読む文章:

----

熨斗羽子(のしばね)とは
新年の季語に、羽根つき遊びで使う「羽子(はね)」があります。この羽子の関連季語に、「熨斗羽子(のしばね)」という少し聞き慣れない言葉が載っていることがあります。1.2)
「熨斗」は、お祝いの贈り物に添える飾りですが、一体どんな羽子なのでしょうか?
「熨斗羽子」に隠された、江戸の風習
この言葉の正体を調べてみると、とても面白いことが分かってきました。
「熨斗羽子」とは、江戸時代に、羽子板を売るときに使われた、縁起の良い飾り物だったようです。
- 羽子板市:正月に向け、羽子板を売る市が江戸で開かれました。
- 飾りつけ:羽子板を白い紙で包み、その上に、細長い竹の先に鳥の羽毛をつけたものを巻き付けていました。
この飾りを、お祝いの熨斗に見立てて「熨斗羽子」と呼んだのです。 3)
これは江戸独自の風習で、残念ながら、現在ではほとんど見られなくなりました。

----

データ資料:

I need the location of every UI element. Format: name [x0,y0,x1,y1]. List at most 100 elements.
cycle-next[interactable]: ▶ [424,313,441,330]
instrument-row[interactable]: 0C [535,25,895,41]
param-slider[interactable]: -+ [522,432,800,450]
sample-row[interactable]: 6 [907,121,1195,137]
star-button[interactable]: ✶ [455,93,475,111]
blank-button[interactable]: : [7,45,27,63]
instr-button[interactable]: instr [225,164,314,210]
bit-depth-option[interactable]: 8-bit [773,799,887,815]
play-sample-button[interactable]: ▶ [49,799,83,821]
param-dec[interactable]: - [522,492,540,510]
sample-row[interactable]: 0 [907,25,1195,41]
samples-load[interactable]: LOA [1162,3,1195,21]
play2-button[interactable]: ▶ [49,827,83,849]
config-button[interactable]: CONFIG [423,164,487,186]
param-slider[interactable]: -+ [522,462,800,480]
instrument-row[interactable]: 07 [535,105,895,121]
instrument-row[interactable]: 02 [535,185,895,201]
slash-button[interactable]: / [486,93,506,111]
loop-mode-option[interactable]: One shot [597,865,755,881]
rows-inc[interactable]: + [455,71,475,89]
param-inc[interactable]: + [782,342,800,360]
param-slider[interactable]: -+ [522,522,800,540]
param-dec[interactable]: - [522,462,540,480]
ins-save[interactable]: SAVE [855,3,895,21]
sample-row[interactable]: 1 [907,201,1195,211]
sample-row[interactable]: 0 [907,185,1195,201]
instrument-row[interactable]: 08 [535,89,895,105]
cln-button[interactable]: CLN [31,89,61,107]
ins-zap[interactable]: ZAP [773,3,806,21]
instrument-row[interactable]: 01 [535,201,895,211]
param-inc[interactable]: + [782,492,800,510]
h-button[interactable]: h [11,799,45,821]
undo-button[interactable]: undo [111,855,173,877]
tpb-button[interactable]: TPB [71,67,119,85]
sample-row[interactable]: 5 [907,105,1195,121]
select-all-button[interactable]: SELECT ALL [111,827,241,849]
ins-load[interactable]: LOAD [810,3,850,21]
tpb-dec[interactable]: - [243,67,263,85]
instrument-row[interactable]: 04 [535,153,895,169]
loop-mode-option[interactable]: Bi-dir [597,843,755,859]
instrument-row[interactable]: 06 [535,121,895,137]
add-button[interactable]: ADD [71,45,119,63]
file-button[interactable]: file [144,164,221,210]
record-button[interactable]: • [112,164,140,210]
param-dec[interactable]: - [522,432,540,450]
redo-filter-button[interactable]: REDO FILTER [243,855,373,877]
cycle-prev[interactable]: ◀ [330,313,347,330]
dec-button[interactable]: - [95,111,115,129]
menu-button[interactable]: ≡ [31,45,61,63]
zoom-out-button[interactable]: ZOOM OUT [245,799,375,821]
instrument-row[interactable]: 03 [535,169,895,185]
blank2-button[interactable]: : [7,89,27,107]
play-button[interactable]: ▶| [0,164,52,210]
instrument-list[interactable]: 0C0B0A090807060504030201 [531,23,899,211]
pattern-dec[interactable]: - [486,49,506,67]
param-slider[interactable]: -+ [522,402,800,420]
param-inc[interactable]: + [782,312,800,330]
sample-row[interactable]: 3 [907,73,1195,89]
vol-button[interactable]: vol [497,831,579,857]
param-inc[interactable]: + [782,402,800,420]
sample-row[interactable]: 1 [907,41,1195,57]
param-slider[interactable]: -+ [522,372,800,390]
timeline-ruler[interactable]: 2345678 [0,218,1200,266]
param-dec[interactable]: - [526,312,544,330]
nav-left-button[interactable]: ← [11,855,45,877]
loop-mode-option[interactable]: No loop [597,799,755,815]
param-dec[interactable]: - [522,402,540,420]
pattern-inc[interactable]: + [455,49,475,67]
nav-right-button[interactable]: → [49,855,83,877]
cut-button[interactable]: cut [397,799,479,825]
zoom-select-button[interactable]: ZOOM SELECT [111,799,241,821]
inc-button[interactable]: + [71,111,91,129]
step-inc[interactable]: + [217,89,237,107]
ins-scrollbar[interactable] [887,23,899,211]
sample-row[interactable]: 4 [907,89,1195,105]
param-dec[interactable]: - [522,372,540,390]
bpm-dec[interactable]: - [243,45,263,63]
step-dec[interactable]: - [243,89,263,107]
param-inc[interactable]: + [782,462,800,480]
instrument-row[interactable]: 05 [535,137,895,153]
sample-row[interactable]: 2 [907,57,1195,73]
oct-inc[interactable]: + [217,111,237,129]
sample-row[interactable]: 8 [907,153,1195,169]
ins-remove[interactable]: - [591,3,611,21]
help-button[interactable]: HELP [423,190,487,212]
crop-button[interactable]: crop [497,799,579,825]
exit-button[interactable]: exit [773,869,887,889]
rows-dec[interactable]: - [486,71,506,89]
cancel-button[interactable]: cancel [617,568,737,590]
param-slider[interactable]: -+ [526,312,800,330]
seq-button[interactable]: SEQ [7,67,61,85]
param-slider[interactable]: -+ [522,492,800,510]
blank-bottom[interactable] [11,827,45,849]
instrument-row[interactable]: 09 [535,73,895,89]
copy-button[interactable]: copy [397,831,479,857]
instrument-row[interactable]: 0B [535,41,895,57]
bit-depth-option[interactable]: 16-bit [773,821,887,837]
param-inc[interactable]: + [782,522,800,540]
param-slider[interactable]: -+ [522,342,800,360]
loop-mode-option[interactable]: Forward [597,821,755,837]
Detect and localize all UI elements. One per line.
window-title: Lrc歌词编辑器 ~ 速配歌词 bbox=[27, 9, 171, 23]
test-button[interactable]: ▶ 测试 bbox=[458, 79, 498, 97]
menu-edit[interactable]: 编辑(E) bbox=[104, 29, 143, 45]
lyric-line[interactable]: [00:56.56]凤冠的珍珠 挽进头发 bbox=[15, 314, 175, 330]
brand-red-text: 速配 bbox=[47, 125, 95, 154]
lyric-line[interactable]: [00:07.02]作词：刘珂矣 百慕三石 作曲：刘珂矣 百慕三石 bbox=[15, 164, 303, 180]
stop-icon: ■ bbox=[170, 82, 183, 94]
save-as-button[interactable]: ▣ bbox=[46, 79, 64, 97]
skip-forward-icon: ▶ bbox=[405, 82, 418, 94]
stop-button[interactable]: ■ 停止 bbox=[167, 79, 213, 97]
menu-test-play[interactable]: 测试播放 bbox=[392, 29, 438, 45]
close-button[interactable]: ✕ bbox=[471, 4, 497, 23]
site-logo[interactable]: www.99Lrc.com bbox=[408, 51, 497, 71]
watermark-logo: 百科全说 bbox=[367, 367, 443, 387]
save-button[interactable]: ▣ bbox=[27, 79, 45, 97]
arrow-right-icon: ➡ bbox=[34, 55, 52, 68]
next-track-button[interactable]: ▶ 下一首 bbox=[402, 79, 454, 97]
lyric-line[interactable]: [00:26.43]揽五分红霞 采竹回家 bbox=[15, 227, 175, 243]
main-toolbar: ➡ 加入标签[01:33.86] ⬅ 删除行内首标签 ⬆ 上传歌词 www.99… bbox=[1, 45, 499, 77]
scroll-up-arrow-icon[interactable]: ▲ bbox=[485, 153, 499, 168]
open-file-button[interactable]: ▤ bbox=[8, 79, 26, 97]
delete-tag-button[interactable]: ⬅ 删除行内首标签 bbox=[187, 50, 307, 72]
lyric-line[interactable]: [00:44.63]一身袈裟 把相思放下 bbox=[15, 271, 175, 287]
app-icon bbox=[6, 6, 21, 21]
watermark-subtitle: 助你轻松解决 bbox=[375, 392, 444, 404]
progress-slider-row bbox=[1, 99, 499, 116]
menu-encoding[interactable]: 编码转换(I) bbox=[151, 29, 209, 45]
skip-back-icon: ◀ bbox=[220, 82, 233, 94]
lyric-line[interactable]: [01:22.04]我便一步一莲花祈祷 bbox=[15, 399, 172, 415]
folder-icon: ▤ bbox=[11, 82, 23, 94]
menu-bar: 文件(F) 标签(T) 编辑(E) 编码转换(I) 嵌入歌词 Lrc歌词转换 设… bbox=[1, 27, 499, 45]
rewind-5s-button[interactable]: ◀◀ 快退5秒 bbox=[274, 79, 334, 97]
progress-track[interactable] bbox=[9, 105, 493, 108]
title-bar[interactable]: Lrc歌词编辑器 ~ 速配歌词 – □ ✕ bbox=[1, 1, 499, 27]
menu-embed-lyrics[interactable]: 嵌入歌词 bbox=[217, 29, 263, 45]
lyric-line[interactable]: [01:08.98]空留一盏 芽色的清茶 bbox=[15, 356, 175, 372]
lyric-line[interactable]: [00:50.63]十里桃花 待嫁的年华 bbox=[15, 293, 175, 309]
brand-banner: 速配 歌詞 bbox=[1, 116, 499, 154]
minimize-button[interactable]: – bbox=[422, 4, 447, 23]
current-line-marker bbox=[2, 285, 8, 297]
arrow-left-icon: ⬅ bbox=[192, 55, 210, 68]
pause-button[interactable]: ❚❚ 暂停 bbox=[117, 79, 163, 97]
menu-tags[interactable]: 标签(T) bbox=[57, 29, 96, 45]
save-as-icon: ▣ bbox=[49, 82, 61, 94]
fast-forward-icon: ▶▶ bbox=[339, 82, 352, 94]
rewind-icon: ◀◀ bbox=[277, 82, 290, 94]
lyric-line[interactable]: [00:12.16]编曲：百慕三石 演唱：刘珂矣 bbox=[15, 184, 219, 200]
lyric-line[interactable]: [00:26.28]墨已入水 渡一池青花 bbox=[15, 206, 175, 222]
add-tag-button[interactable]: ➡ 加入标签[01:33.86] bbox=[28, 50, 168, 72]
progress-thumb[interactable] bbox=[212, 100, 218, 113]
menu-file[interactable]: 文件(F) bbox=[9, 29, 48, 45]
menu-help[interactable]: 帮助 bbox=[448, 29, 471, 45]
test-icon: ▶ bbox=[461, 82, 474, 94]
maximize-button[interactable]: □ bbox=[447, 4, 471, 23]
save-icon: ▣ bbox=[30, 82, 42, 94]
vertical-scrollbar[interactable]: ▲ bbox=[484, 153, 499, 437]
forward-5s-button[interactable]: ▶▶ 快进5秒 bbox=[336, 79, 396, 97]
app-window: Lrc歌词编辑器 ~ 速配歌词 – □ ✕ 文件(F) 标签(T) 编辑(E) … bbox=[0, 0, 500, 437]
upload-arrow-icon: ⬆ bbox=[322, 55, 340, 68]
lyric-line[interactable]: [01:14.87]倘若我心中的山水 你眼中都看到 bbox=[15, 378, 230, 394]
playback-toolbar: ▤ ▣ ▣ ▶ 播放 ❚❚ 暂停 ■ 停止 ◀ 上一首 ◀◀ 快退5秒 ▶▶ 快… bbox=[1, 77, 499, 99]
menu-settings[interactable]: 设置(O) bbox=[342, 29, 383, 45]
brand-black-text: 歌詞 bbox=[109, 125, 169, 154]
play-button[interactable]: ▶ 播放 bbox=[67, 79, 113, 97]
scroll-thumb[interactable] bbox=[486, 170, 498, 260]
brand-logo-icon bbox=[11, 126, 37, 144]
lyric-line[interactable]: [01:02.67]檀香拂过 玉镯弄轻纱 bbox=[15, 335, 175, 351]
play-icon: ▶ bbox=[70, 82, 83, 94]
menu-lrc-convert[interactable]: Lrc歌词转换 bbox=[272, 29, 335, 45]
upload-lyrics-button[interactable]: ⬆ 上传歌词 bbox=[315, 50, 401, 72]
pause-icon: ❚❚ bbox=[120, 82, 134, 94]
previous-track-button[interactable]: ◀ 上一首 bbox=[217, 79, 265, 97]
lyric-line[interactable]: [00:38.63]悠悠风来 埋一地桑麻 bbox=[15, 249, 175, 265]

----

上に掲げた熨斗羽子の文章を、一字も変えずに全文書き出しなさい。

熨斗羽子(のしばね)とは
新年の季語に、羽根つき遊びで使う「羽子(はね)」があります。この羽子の関連季語に、「熨斗羽子(のしばね)」という少し聞き慣れない言葉が載っていることがあります。1.2)
「熨斗」は、お祝いの贈り物に添える飾りですが、一体どんな羽子なのでしょうか?
「熨斗羽子」に隠された、江戸の風習
この言葉の正体を調べてみると、とても面白いことが分かってきました。
「熨斗羽子」とは、江戸時代に、羽子板を売るときに使われた、縁起の良い飾り物だったようです。
- 羽子板市:正月に向け、羽子板を売る市が江戸で開かれました。
- 飾りつけ:羽子板を白い紙で包み、その上に、細長い竹の先に鳥の羽毛をつけたものを巻き付けていました。
この飾りを、お祝いの熨斗に見立てて「熨斗羽子」と呼んだのです。 3)
これは江戸独自の風習で、残念ながら、現在ではほとんど見られなくなりました。